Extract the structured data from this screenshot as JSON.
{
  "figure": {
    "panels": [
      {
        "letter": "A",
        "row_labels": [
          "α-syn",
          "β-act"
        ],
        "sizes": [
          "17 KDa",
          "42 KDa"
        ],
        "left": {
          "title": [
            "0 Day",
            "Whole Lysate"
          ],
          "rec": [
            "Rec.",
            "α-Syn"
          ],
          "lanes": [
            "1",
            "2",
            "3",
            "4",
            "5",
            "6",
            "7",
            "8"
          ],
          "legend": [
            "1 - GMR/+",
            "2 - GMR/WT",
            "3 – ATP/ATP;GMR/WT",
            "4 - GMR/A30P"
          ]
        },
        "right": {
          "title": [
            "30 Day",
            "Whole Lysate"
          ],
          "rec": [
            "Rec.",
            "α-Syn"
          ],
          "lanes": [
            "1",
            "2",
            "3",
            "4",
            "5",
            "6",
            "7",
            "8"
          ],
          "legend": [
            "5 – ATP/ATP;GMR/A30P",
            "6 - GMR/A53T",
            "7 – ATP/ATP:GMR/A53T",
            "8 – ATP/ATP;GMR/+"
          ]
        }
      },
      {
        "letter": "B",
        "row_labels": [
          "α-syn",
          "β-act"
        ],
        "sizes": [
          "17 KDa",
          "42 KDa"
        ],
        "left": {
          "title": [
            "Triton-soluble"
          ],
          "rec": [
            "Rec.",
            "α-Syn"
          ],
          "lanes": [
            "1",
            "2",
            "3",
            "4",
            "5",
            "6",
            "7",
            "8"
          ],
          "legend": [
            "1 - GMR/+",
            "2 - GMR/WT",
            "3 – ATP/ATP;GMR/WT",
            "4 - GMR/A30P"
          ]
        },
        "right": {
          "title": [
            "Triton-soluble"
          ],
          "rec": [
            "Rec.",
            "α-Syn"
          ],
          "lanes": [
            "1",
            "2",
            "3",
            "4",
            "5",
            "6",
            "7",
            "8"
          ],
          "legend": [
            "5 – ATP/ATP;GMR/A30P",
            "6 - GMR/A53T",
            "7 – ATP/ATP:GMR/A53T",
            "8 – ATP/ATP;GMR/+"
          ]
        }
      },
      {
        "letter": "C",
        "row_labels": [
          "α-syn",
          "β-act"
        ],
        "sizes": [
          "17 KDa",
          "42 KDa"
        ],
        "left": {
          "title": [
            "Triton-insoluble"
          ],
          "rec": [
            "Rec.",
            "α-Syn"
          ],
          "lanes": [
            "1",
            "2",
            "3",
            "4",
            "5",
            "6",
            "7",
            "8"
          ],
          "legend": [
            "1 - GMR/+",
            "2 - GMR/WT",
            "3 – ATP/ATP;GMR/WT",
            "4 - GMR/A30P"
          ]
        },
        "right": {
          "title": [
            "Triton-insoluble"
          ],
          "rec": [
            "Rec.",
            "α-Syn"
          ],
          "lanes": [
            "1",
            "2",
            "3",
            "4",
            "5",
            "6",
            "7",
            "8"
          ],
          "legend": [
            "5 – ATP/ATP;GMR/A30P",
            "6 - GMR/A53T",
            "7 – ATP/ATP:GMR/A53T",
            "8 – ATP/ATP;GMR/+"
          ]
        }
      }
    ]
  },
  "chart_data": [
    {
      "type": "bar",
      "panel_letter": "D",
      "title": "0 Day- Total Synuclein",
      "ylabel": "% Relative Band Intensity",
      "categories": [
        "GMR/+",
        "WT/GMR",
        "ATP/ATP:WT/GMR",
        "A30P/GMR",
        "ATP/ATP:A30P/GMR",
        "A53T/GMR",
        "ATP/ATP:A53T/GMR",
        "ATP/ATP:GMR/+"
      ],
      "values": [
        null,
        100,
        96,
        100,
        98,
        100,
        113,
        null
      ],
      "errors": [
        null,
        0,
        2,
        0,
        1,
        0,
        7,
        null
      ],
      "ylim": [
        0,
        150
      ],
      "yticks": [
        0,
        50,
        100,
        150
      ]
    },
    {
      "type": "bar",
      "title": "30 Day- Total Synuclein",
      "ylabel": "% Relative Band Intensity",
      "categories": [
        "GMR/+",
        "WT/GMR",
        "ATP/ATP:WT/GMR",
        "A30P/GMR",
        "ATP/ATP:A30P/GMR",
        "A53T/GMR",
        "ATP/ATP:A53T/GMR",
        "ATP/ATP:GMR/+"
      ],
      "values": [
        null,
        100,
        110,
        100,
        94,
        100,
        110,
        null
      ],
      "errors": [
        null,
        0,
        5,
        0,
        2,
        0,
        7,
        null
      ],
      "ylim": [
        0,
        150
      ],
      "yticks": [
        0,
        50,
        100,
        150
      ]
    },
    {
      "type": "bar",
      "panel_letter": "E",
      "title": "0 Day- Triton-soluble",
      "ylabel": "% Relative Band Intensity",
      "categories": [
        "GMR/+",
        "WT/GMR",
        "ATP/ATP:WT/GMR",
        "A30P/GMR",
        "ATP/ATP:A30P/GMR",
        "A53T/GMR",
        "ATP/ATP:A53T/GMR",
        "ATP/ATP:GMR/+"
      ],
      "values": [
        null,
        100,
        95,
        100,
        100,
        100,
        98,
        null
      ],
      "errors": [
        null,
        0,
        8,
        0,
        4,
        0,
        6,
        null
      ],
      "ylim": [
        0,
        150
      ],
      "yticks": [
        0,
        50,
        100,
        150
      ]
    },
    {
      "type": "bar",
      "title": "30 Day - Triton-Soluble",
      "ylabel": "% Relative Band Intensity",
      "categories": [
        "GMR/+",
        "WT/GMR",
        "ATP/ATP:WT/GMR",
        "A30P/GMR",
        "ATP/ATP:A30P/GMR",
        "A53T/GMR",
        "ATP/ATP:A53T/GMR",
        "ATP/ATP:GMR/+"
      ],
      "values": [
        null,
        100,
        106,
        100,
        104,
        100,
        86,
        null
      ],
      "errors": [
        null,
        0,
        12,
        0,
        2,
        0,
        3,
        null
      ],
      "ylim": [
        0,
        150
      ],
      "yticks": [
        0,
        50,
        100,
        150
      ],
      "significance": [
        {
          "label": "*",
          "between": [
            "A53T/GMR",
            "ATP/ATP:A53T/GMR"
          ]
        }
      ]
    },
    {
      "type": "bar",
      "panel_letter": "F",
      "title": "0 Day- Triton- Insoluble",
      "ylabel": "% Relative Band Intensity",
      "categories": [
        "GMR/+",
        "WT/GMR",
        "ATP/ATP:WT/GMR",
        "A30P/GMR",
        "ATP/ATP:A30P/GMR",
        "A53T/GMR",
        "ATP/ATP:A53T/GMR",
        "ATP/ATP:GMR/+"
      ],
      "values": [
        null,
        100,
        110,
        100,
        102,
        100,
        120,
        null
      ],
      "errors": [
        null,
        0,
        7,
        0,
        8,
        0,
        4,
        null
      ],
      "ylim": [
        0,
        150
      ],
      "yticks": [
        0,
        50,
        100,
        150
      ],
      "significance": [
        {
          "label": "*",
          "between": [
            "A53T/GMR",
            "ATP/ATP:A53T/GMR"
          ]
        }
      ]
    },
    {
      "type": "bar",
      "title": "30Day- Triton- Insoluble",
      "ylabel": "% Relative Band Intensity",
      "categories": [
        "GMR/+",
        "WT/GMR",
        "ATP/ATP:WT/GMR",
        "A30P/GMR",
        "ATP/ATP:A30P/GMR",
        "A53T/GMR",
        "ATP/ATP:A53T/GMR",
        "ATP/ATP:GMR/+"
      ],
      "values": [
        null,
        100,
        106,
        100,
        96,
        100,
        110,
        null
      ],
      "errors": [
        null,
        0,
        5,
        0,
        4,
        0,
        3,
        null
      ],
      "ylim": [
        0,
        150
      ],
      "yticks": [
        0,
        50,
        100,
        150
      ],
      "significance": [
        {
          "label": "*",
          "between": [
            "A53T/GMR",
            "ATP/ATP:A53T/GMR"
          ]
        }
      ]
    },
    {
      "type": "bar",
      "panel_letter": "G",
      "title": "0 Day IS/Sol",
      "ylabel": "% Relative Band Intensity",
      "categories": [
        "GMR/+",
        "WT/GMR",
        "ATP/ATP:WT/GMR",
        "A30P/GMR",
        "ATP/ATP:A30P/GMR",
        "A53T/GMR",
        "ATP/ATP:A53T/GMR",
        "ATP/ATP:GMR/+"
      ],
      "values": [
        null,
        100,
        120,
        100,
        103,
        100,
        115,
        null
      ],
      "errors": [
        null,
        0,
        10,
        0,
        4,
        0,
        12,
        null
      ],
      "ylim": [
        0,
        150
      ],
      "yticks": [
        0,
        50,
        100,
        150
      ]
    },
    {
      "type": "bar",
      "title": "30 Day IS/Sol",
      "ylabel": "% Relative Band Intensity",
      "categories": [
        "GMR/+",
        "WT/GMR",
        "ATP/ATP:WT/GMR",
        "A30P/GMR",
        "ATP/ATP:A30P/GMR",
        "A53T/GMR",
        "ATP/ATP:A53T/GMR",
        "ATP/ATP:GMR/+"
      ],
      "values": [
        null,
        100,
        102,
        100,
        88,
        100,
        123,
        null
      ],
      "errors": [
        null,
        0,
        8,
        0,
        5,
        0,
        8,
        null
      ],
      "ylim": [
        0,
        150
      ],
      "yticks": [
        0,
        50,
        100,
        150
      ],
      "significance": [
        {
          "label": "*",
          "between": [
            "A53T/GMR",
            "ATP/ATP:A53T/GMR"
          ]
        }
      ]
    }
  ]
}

__________

Working from the entries above, return all lines that contain "Triton".

            "Triton-soluble"
            "Triton-soluble"
            "Triton-insoluble"
            "Triton-insoluble"
      "title": "0 Day- Triton-soluble",
      "title": "30 Day - Triton-Soluble",
      "title": "0 Day- Triton- Insoluble",
      "title": "30Day- Triton- Insoluble",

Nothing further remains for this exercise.